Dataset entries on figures

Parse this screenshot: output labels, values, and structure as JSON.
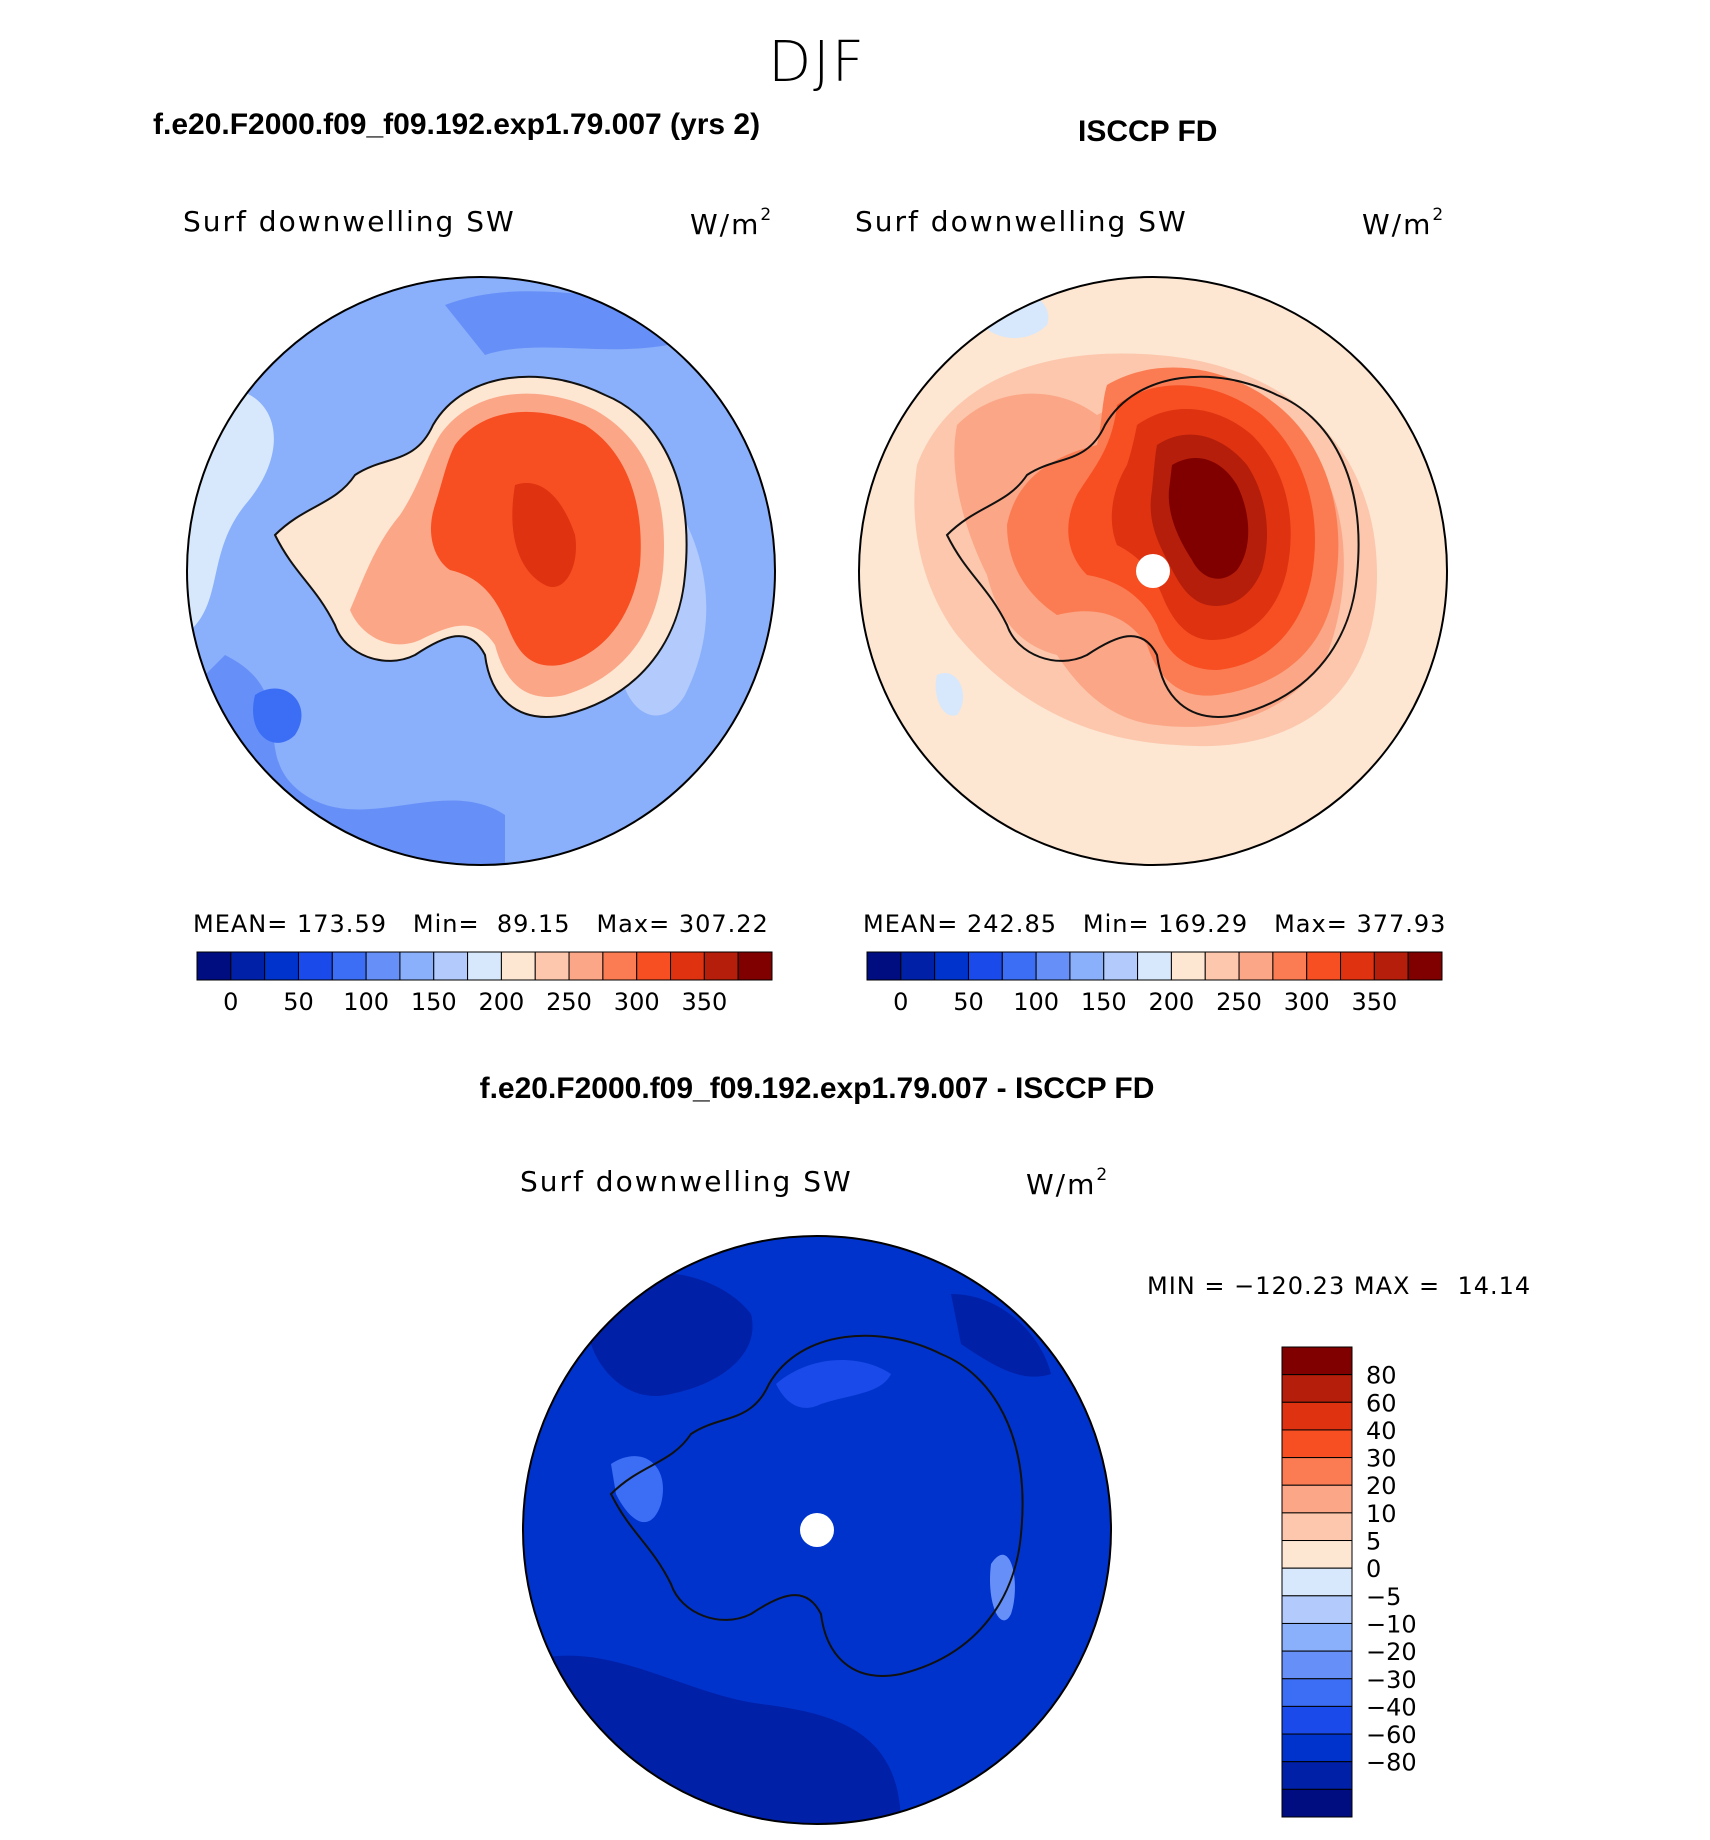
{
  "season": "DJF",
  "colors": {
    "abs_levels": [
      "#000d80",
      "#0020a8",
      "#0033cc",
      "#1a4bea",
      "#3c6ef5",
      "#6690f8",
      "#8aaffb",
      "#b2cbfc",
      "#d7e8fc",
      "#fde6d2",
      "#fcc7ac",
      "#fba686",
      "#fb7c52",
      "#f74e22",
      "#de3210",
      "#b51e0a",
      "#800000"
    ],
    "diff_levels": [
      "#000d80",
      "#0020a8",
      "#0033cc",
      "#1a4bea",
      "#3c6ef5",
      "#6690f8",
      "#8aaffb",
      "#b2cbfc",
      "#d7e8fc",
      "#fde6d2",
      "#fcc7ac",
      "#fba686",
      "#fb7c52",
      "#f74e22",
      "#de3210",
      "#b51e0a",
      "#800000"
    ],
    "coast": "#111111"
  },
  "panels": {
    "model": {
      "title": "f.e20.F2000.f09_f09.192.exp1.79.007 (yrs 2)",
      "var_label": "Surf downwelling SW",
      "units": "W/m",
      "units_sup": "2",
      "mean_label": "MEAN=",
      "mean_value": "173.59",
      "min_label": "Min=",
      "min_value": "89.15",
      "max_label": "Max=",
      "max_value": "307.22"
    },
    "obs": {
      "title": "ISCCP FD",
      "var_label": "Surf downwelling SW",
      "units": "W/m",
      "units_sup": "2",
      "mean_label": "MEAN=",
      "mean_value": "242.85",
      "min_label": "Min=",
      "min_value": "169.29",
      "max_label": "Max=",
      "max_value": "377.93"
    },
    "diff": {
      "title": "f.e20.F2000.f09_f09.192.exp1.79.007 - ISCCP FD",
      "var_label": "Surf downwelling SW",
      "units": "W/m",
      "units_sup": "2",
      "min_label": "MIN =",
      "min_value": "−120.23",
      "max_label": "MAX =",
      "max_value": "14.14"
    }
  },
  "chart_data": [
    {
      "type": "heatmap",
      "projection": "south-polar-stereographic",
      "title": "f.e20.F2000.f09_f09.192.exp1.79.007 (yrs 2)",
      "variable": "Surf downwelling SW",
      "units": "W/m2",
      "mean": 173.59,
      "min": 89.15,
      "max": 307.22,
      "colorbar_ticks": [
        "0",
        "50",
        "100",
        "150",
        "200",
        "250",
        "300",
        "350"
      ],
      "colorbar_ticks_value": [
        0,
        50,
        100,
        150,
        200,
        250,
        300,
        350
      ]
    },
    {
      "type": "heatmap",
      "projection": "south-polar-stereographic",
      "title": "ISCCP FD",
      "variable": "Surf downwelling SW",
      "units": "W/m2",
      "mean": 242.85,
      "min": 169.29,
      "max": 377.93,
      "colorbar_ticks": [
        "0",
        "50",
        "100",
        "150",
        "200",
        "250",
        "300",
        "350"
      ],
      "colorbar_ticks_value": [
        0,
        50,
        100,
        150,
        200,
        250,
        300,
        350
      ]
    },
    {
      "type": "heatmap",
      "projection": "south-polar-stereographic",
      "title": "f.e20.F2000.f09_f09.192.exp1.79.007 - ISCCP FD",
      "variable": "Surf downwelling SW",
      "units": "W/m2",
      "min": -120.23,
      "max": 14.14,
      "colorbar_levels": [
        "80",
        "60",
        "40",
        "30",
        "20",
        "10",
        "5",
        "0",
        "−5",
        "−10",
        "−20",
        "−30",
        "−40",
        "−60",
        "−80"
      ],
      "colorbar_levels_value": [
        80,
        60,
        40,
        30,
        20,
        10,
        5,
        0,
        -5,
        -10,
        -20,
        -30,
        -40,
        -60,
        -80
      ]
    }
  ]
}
* * *
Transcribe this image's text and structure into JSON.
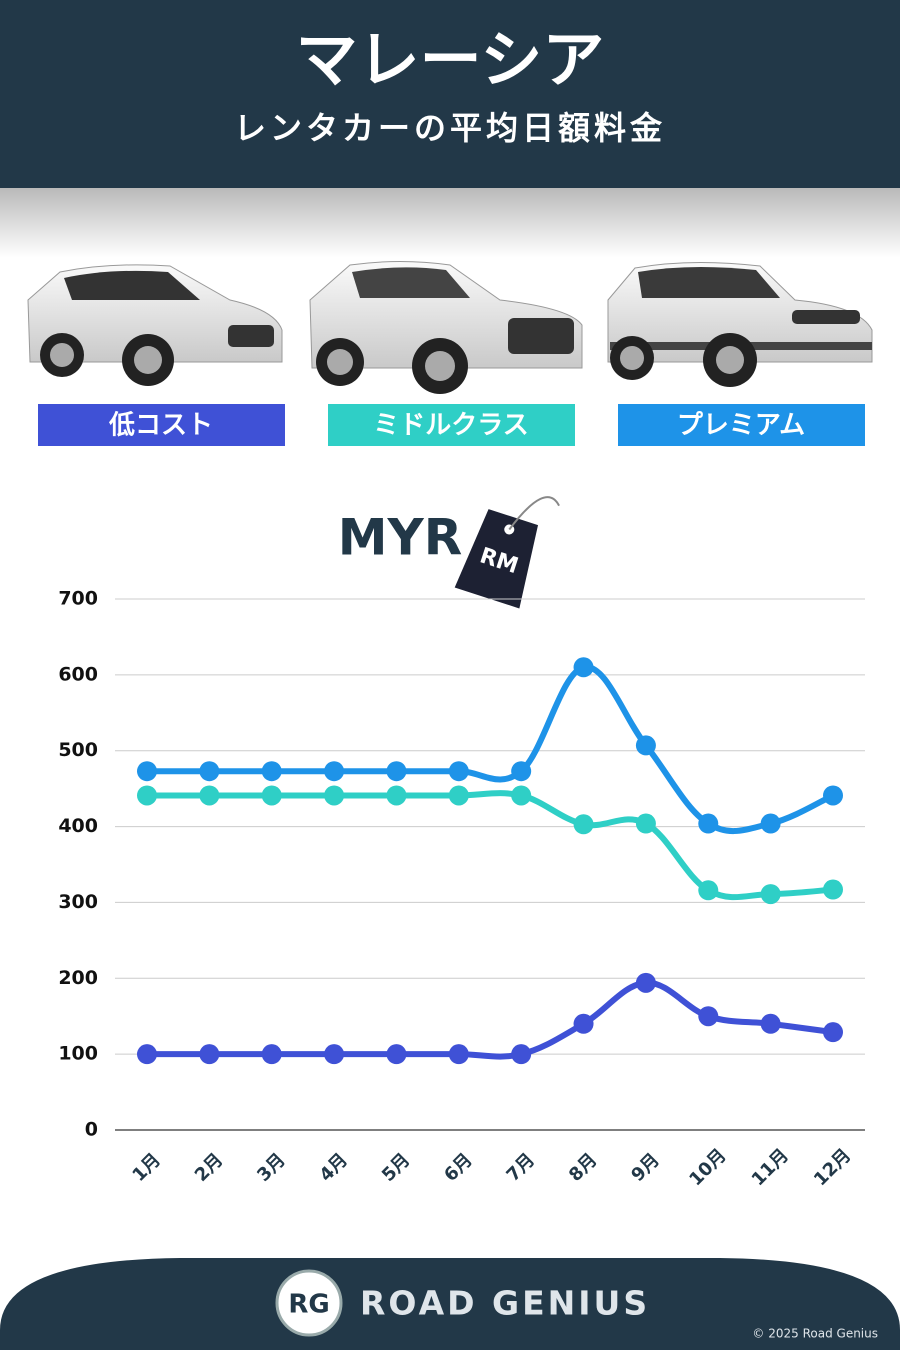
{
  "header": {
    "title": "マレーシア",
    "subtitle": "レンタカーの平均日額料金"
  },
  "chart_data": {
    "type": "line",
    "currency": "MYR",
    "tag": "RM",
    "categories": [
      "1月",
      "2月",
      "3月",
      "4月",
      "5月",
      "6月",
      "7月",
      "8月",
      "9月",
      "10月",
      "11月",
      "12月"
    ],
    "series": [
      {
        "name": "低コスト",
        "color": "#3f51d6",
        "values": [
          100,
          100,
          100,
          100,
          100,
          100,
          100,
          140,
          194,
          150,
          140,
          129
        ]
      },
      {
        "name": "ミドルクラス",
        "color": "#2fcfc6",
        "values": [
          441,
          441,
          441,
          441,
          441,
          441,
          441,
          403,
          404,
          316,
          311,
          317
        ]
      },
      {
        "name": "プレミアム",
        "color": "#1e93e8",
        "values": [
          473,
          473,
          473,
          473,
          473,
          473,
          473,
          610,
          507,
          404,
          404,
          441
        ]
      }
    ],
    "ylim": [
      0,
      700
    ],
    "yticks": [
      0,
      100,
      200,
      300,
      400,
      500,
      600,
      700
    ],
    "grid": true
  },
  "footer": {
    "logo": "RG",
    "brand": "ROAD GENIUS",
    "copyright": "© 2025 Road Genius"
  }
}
--
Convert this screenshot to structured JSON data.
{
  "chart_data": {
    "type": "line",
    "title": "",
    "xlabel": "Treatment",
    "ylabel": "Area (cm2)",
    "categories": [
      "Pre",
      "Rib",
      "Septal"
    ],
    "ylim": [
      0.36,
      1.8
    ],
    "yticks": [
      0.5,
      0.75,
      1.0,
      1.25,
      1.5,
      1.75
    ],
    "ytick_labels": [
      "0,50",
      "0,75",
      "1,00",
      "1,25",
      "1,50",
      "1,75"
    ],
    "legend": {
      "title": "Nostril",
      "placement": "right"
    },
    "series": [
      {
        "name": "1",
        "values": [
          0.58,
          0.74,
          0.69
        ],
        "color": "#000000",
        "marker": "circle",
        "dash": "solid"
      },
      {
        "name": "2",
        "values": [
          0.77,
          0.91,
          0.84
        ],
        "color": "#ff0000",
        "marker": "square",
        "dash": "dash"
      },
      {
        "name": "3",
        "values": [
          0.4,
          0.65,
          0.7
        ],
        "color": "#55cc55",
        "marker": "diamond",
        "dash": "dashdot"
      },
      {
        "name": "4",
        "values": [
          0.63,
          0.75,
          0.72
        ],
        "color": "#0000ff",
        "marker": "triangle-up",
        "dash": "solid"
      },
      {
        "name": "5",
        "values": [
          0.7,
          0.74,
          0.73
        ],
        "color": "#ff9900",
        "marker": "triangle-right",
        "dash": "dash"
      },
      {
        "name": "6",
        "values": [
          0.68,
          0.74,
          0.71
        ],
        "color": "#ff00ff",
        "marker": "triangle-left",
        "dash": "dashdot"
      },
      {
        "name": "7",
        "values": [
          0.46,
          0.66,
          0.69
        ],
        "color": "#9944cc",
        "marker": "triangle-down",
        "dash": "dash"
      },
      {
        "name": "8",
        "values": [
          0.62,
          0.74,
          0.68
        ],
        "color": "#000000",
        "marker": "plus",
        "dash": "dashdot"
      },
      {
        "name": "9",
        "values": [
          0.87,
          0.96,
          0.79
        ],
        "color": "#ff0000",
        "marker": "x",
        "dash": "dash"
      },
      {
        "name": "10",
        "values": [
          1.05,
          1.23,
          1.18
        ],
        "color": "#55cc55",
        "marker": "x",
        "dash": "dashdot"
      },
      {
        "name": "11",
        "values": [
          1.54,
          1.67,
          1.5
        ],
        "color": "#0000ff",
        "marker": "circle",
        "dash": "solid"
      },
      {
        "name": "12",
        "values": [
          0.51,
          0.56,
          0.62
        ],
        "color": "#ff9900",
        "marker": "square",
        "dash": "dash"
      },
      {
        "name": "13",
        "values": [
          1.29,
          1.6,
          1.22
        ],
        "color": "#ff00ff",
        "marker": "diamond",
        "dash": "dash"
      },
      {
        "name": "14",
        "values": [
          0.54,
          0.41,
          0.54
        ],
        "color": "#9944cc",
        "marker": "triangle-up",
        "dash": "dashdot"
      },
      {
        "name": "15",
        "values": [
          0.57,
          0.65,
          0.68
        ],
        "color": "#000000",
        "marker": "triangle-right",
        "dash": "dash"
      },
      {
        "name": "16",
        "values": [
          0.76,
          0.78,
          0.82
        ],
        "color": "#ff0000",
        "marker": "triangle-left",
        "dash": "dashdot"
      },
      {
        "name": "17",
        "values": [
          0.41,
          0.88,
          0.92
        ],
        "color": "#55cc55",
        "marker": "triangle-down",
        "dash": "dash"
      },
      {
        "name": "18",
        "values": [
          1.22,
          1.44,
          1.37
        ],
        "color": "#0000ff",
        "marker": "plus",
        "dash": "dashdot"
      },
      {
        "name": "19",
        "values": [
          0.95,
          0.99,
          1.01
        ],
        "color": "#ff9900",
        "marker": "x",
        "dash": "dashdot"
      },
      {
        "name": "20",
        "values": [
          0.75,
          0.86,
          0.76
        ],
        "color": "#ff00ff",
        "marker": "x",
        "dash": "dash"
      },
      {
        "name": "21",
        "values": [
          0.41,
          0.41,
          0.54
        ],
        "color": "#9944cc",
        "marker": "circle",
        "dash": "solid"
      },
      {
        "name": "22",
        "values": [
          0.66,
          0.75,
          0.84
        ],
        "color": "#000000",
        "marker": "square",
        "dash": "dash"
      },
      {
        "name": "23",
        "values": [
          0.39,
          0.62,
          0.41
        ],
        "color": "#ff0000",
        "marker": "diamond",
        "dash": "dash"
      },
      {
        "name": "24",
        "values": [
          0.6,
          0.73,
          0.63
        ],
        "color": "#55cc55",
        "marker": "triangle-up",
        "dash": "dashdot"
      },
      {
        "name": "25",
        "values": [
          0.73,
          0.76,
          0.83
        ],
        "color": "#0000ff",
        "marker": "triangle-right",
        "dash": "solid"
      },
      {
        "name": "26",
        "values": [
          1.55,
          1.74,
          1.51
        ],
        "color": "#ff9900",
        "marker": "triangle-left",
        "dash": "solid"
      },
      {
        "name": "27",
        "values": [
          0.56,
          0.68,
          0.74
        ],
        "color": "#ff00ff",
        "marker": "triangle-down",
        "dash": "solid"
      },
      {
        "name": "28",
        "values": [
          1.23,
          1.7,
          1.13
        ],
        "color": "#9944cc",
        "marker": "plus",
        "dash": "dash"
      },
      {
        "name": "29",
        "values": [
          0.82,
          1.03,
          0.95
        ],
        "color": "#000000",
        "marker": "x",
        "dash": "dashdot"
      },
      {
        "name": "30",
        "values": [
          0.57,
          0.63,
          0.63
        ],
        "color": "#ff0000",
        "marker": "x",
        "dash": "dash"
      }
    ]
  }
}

What is required -
Within the listing above, copy each line that has the string "JSON".

Written answer -
Parse this screenshot: output labels, values, and structure as JSON.
Transcribe this image's text and structure into JSON.
Convert this screenshot to structured JSON data.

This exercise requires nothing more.